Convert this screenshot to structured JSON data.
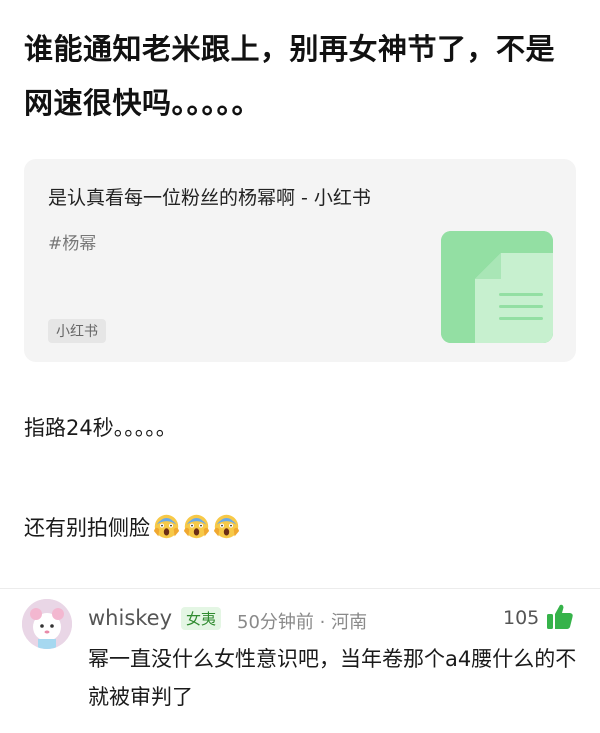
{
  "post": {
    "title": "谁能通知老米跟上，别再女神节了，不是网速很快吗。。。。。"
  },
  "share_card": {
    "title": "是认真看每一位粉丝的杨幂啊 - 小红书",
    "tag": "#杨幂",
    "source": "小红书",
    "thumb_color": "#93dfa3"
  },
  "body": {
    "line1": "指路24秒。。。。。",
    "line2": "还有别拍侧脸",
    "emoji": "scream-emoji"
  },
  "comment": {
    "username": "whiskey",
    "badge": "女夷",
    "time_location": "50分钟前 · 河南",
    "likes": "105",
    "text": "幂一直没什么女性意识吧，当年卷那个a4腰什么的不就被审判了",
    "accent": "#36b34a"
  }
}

=-=-=

_Work required_: Copy out all the entries exactly. Images stay out of the copy.

_Answer to the exercise_:
Convert this screenshot to structured JSON data.
{
  "post": {
    "title": "谁能通知老米跟上，别再女神节了，不是网速很快吗。。。。。"
  },
  "share_card": {
    "title": "是认真看每一位粉丝的杨幂啊 - 小红书",
    "tag": "#杨幂",
    "source": "小红书",
    "thumb_color": "#93dfa3"
  },
  "body": {
    "line1": "指路24秒。。。。。",
    "line2": "还有别拍侧脸",
    "emoji": "scream-emoji"
  },
  "comment": {
    "username": "whiskey",
    "badge": "女夷",
    "time_location": "50分钟前 · 河南",
    "likes": "105",
    "text": "幂一直没什么女性意识吧，当年卷那个a4腰什么的不就被审判了",
    "accent": "#36b34a"
  }
}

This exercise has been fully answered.